= GOAL =
Separate out the lines that hold "mths".

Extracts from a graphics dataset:
________________________________________
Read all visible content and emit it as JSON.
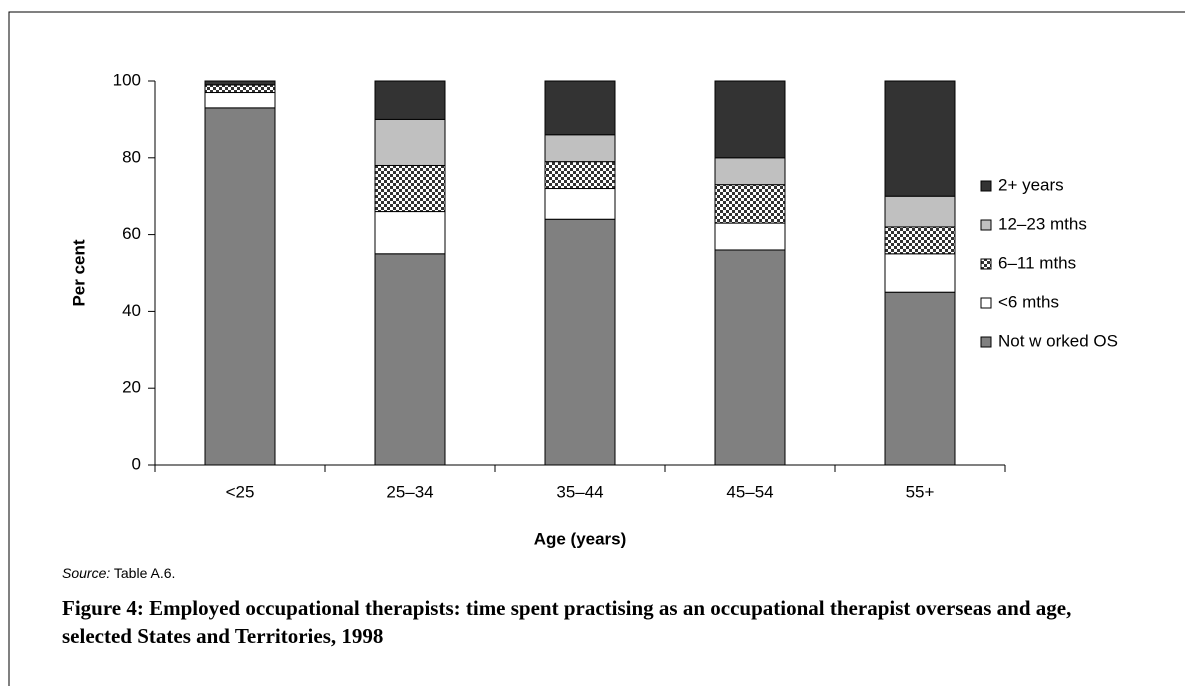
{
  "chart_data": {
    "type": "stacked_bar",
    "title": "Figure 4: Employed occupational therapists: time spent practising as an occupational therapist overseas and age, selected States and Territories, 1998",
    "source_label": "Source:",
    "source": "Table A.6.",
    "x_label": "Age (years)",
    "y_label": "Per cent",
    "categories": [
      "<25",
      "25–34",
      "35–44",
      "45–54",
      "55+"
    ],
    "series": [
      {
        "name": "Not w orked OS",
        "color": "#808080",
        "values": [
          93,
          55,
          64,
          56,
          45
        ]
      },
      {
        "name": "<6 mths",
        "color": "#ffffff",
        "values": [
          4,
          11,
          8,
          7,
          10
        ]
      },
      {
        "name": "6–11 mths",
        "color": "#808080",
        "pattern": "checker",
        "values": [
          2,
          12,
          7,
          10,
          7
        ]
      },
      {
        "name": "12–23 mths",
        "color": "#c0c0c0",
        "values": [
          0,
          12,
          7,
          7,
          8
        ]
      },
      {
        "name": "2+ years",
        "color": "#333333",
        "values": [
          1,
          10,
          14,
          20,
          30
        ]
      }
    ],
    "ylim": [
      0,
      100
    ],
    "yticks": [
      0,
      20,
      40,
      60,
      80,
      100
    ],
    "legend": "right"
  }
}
________________________________________
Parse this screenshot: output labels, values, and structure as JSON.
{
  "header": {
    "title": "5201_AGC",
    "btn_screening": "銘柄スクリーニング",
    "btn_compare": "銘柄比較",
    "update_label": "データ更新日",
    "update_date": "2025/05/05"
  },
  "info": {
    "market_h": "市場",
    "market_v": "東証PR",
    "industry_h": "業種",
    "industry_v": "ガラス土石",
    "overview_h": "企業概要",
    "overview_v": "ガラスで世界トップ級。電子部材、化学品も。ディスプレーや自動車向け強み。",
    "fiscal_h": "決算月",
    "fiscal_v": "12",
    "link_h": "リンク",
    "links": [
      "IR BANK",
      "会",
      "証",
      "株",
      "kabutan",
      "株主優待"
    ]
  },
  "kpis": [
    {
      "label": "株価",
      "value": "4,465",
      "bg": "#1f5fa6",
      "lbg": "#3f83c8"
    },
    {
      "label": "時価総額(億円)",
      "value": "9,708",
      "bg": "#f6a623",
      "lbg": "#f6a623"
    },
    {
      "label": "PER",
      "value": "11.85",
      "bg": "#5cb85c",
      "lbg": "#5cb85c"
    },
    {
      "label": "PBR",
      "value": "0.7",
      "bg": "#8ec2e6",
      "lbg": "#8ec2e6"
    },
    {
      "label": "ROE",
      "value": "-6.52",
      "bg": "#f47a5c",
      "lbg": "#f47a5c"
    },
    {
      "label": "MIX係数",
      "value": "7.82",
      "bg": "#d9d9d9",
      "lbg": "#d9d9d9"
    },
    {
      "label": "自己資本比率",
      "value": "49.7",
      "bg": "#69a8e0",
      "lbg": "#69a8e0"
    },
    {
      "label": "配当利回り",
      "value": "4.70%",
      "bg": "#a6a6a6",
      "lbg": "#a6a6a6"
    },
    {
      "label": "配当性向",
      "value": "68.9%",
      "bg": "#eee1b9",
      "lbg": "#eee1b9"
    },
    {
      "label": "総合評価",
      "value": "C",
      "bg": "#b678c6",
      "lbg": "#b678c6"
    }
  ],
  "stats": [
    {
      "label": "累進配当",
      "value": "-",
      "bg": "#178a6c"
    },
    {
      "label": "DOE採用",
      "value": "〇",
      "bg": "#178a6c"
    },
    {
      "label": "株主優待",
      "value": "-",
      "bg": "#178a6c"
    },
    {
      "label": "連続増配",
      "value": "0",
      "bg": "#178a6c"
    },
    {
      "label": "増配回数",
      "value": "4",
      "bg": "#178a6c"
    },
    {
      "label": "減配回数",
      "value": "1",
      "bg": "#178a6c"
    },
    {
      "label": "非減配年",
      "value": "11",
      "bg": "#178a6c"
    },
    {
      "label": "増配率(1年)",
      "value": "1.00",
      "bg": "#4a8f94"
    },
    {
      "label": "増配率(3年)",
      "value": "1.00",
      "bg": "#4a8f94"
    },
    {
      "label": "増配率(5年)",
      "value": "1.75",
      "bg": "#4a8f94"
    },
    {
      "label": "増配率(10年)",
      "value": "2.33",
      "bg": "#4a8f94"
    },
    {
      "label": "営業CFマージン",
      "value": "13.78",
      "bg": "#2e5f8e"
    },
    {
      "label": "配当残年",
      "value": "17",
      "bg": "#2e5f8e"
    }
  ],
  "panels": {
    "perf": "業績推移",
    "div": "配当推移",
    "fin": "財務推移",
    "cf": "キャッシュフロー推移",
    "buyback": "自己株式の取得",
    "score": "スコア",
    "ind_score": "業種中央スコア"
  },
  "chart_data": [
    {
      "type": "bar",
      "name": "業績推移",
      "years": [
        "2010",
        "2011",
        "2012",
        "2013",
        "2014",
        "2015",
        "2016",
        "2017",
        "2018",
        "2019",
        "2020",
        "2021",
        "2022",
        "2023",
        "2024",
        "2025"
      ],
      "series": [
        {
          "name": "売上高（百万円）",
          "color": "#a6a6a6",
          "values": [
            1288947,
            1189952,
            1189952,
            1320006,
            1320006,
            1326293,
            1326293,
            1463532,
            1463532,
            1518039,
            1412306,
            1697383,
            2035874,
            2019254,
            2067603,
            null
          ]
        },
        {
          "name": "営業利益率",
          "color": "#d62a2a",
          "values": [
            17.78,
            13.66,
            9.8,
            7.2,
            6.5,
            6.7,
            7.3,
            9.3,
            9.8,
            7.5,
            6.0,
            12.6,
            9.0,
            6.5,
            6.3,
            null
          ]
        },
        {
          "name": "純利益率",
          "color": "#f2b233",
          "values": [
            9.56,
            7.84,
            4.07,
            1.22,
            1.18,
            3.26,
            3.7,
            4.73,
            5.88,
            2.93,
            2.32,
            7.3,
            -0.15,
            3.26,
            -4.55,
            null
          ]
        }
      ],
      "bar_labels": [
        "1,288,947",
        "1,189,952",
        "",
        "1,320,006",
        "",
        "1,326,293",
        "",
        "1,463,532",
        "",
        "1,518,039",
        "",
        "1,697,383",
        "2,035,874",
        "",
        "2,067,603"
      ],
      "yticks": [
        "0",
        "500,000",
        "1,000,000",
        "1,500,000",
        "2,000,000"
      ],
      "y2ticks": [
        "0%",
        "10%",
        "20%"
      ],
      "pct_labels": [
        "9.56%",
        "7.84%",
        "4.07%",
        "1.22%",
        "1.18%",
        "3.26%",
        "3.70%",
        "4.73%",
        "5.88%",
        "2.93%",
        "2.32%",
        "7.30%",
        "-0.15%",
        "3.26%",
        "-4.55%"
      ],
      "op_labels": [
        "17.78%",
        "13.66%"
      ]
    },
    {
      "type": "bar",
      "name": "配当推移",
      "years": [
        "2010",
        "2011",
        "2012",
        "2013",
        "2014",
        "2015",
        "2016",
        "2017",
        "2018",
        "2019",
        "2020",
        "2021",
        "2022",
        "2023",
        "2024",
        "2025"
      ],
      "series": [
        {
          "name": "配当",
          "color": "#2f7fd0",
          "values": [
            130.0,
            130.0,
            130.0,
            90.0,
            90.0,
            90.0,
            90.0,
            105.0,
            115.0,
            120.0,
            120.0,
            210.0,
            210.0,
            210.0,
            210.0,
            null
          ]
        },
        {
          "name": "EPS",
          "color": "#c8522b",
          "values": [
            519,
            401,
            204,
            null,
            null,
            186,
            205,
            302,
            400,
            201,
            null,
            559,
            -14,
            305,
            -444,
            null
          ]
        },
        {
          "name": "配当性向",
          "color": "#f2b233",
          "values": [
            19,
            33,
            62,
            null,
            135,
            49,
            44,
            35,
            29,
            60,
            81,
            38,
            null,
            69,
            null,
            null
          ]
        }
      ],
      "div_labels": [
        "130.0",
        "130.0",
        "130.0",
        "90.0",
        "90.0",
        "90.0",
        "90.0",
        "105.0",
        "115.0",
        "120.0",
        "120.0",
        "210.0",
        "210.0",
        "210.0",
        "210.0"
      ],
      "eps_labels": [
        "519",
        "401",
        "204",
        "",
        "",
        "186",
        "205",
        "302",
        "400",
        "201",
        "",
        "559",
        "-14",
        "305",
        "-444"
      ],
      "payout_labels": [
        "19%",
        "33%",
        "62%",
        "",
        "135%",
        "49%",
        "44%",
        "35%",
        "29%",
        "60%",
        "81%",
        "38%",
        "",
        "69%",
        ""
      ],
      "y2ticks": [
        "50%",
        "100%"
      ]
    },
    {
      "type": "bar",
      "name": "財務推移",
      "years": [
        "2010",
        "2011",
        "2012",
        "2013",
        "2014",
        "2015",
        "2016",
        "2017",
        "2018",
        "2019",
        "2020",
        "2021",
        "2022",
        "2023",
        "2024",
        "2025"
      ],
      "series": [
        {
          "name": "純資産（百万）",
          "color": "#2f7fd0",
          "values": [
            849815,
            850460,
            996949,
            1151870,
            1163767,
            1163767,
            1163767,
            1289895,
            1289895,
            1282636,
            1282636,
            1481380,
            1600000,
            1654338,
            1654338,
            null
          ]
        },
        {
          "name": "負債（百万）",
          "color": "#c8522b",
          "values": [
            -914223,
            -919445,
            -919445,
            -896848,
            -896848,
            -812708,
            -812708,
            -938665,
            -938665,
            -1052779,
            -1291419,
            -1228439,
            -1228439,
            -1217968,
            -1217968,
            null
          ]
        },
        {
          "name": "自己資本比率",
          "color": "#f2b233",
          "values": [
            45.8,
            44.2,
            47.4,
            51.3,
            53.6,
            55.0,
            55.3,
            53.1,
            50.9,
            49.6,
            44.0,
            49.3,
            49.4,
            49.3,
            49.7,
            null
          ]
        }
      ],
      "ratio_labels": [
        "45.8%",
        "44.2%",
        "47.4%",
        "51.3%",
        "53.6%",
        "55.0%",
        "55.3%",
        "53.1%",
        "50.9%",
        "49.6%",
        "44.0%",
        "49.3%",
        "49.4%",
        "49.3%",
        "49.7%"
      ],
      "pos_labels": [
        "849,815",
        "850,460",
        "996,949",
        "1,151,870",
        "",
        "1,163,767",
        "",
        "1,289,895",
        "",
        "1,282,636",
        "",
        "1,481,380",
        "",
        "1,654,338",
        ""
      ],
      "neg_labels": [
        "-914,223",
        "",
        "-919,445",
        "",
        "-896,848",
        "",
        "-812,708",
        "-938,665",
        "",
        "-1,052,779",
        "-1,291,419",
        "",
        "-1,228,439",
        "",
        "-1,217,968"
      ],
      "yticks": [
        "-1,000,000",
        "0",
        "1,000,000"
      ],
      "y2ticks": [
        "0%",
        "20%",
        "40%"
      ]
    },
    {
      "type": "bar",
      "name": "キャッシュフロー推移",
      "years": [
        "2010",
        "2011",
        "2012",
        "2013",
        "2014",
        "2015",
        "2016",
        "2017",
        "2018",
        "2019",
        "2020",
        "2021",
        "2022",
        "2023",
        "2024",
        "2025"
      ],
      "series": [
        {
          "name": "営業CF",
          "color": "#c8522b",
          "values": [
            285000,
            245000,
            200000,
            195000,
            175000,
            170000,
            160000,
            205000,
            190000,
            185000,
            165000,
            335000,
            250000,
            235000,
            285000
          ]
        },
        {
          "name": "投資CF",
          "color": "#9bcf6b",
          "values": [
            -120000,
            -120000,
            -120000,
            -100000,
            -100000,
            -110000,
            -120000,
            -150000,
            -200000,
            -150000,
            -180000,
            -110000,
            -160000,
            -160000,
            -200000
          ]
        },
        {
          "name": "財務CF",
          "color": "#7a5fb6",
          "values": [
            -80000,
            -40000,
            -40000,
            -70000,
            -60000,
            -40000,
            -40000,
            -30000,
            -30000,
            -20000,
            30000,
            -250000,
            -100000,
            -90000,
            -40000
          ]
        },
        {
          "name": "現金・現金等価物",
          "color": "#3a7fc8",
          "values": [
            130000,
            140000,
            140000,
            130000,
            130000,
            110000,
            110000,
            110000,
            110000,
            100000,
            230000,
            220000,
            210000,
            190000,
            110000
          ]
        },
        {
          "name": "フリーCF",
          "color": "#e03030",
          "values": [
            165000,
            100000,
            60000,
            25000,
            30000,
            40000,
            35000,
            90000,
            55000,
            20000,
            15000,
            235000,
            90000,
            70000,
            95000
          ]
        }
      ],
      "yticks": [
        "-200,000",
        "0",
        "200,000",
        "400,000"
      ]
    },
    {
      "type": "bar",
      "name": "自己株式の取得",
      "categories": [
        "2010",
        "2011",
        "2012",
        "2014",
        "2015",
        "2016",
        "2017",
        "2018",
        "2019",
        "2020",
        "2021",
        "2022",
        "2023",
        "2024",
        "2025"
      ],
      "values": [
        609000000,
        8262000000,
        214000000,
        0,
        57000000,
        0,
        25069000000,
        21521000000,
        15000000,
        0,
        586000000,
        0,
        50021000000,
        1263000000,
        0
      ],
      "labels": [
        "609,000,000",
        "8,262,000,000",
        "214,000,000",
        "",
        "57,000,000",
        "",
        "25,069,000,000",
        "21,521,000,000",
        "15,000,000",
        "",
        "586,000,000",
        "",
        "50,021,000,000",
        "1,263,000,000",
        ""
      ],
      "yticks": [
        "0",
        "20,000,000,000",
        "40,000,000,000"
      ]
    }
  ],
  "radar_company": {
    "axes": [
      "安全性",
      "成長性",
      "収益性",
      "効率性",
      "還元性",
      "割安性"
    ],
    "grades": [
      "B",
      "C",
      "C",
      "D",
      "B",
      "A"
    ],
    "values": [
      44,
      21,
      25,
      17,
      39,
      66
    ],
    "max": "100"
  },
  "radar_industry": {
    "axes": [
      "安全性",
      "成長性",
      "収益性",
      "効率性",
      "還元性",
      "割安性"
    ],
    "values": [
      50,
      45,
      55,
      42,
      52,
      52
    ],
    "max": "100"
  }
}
________________________________________
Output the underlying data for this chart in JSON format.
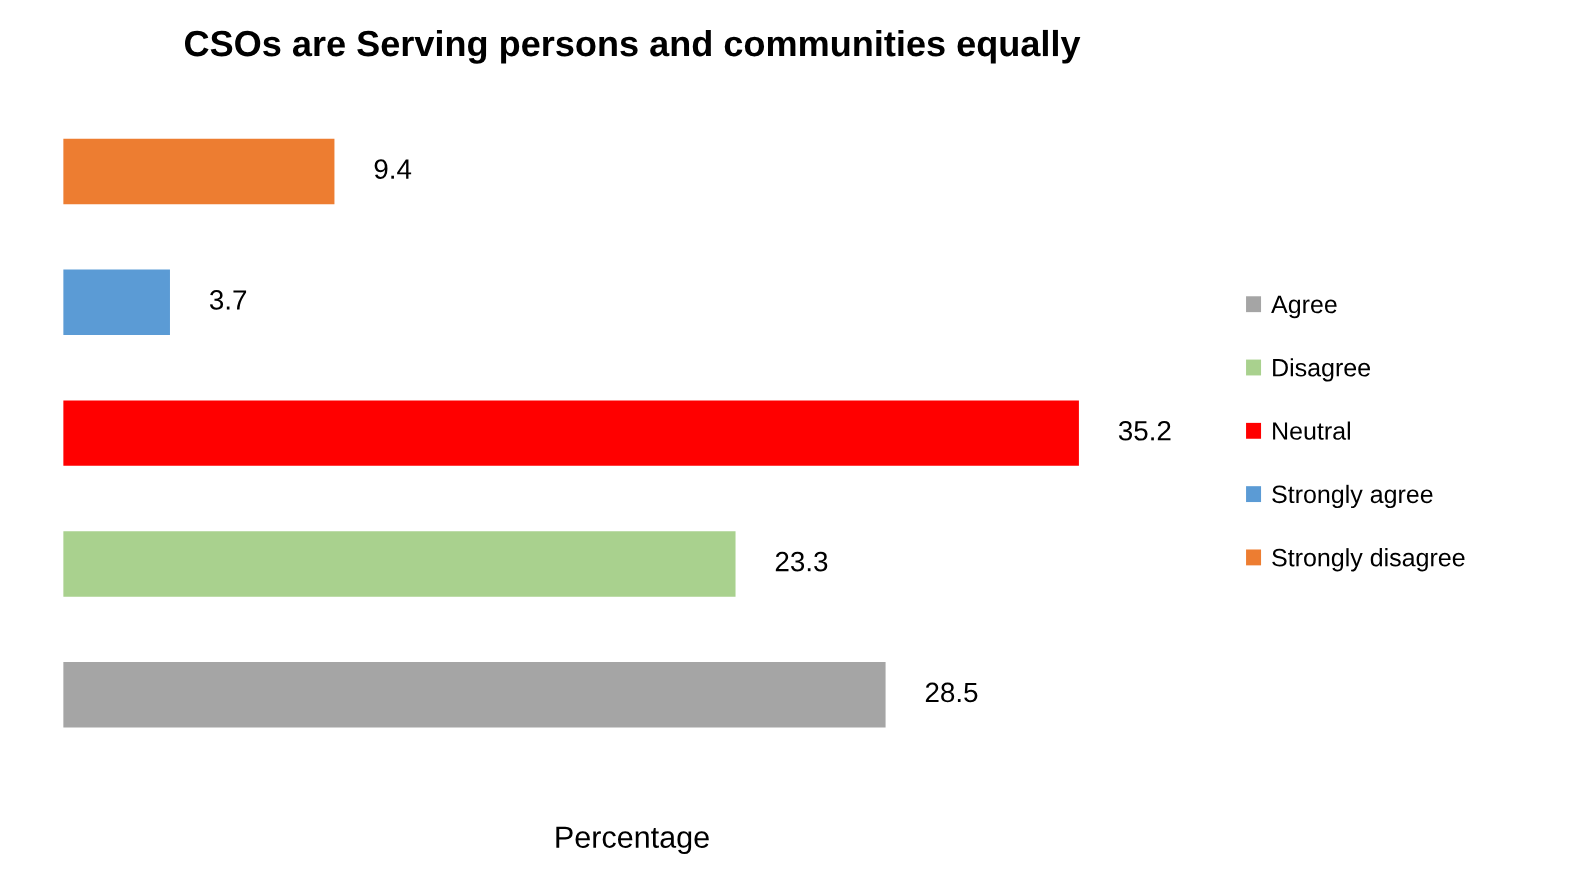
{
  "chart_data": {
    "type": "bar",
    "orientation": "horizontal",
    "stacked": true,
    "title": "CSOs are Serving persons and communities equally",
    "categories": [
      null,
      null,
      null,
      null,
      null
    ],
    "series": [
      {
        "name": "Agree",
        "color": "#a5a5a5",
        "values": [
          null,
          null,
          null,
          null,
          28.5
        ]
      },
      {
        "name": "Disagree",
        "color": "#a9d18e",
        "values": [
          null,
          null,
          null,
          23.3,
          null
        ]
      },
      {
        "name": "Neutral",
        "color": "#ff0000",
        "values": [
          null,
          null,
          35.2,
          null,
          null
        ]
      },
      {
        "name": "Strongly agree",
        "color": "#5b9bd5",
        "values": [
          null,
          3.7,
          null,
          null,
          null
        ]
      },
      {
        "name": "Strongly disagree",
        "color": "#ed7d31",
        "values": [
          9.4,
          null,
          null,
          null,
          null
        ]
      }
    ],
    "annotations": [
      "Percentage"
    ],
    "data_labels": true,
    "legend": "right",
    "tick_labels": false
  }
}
________________________________________
= ANSWER TO THE PROBLEM =
        "name": "<6 mths",
        "name": "6–11 mths",
        "name": "12–23 mths",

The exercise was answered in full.